> **WHAT TO DO**: What you return should match every record exactly, with the images removed.

Records from a data collection
____

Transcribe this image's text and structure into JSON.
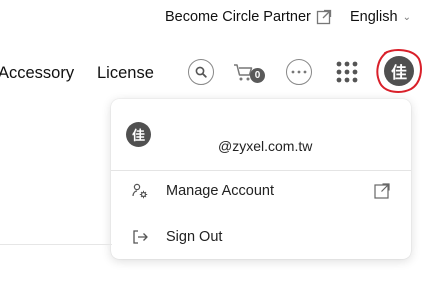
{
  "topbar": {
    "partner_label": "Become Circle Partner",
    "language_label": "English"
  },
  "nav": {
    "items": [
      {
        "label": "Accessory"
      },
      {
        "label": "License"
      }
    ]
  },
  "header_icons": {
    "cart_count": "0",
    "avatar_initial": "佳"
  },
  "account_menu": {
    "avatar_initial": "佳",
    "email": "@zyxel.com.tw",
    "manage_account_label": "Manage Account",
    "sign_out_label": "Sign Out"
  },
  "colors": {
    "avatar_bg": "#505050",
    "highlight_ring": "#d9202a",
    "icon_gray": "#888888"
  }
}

____

> **FINISHED TASK**:
Transcribe this image's text and structure into JSON.
{
  "topbar": {
    "partner_label": "Become Circle Partner",
    "language_label": "English"
  },
  "nav": {
    "items": [
      {
        "label": "Accessory"
      },
      {
        "label": "License"
      }
    ]
  },
  "header_icons": {
    "cart_count": "0",
    "avatar_initial": "佳"
  },
  "account_menu": {
    "avatar_initial": "佳",
    "email": "@zyxel.com.tw",
    "manage_account_label": "Manage Account",
    "sign_out_label": "Sign Out"
  },
  "colors": {
    "avatar_bg": "#505050",
    "highlight_ring": "#d9202a",
    "icon_gray": "#888888"
  }
}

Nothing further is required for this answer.